*WHAT THIS TASK INVOLVES*: Copy all the entries word for word, but omit the pictures.

*SUPPLIED MATERIAL*:
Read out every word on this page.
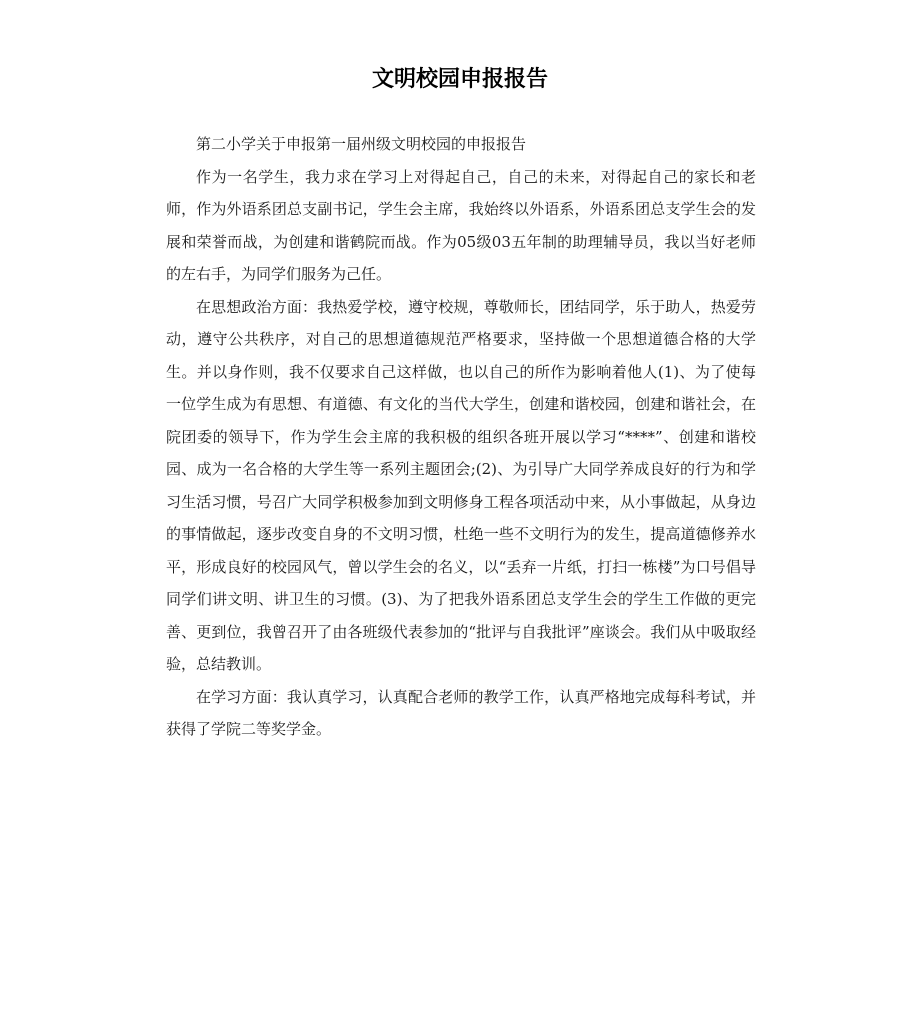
文明校园申报报告

第二小学关于申报第一届州级文明校园的申报报告

作为一名学生，我力求在学习上对得起自己，自己的未来，对得起自己的家长和老师，作为外语系团总支副书记，学生会主席，我始终以外语系，外语系团总支学生会的发展和荣誉而战，为创建和谐鹤院而战。作为05级03五年制的助理辅导员，我以当好老师的左右手，为同学们服务为己任。

在思想政治方面：我热爱学校，遵守校规，尊敬师长，团结同学，乐于助人，热爱劳动，遵守公共秩序，对自己的思想道德规范严格要求，坚持做一个思想道德合格的大学生。并以身作则，我不仅要求自己这样做，也以自己的所作为影响着他人(1)、为了使每一位学生成为有思想、有道德、有文化的当代大学生，创建和谐校园，创建和谐社会，在院团委的领导下，作为学生会主席的我积极的组织各班开展以学习“****”、创建和谐校园、成为一名合格的大学生等一系列主题团会;(2)、为引导广大同学养成良好的行为和学习生活习惯，号召广大同学积极参加到文明修身工程各项活动中来，从小事做起，从身边的事情做起，逐步改变自身的不文明习惯，杜绝一些不文明行为的发生，提高道德修养水平，形成良好的校园风气，曾以学生会的名义，以“丢弃一片纸，打扫一栋楼”为口号倡导同学们讲文明、讲卫生的习惯。(3)、为了把我外语系团总支学生会的学生工作做的更完善、更到位，我曾召开了由各班级代表参加的“批评与自我批评”座谈会。我们从中吸取经验，总结教训。

在学习方面：我认真学习，认真配合老师的教学工作，认真严格地完成每科考试，并获得了学院二等奖学金。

*RESULT*:
Read out every word on this page.
文明校园申报报告

第二小学关于申报第一届州级文明校园的申报报告

作为一名学生，我力求在学习上对得起自己，自己的未来，对得起自己的家长和老师，作为外语系团总支副书记，学生会主席，我始终以外语系，外语系团总支学生会的发展和荣誉而战，为创建和谐鹤院而战。作为05级03五年制的助理辅导员，我以当好老师的左右手，为同学们服务为己任。

在思想政治方面：我热爱学校，遵守校规，尊敬师长，团结同学，乐于助人，热爱劳动，遵守公共秩序，对自己的思想道德规范严格要求，坚持做一个思想道德合格的大学生。并以身作则，我不仅要求自己这样做，也以自己的所作为影响着他人(1)、为了使每一位学生成为有思想、有道德、有文化的当代大学生，创建和谐校园，创建和谐社会，在院团委的领导下，作为学生会主席的我积极的组织各班开展以学习“****”、创建和谐校园、成为一名合格的大学生等一系列主题团会;(2)、为引导广大同学养成良好的行为和学习生活习惯，号召广大同学积极参加到文明修身工程各项活动中来，从小事做起，从身边的事情做起，逐步改变自身的不文明习惯，杜绝一些不文明行为的发生，提高道德修养水平，形成良好的校园风气，曾以学生会的名义，以“丢弃一片纸，打扫一栋楼”为口号倡导同学们讲文明、讲卫生的习惯。(3)、为了把我外语系团总支学生会的学生工作做的更完善、更到位，我曾召开了由各班级代表参加的“批评与自我批评”座谈会。我们从中吸取经验，总结教训。

在学习方面：我认真学习，认真配合老师的教学工作，认真严格地完成每科考试，并获得了学院二等奖学金。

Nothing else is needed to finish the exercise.